Collected data entries:
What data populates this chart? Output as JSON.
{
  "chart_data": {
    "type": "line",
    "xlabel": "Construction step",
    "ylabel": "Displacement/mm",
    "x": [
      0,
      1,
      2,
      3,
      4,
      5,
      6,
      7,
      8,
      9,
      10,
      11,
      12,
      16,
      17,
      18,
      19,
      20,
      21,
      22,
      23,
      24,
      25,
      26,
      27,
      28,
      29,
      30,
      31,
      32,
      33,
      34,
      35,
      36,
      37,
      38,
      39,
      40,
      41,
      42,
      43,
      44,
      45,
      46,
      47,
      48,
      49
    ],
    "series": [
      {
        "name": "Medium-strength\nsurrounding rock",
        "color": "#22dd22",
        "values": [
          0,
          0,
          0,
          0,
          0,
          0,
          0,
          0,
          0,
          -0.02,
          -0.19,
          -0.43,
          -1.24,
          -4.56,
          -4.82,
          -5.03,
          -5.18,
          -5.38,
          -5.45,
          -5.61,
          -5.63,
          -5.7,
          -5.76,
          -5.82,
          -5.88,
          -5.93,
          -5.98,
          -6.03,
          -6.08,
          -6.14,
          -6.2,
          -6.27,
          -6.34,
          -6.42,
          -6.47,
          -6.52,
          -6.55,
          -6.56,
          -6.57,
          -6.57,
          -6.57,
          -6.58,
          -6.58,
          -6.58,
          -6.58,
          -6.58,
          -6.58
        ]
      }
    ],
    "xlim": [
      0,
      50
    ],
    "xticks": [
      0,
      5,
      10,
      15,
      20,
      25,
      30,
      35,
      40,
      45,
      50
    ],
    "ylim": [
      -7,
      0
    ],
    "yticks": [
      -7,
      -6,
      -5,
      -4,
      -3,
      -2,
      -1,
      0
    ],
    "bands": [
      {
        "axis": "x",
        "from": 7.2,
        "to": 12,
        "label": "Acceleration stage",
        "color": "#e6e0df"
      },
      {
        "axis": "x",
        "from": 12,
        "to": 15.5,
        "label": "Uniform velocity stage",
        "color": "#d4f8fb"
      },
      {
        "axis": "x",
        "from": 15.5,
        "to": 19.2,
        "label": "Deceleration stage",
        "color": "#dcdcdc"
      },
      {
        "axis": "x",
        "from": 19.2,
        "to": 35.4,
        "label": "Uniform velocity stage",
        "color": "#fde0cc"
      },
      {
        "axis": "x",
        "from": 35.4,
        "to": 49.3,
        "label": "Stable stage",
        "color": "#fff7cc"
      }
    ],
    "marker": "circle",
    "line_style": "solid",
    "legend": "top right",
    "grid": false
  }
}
==
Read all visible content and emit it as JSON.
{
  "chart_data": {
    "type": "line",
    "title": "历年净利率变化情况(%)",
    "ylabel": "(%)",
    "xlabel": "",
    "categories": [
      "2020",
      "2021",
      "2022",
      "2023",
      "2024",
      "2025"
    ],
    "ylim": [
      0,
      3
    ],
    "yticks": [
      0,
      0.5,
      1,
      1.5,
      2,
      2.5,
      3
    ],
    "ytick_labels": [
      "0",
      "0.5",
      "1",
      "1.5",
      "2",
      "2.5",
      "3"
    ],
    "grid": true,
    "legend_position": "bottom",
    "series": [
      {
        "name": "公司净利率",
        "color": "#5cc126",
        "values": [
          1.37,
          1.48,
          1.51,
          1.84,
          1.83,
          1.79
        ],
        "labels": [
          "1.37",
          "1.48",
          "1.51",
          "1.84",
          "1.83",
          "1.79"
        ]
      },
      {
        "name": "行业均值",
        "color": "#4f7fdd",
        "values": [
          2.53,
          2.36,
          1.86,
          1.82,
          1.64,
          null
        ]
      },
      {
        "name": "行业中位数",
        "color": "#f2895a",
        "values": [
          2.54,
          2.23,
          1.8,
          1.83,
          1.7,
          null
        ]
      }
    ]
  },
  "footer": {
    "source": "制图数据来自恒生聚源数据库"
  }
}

| What the task requires |
Give the number of lines in the data that contain "stage", with no other words.

| Final result |
5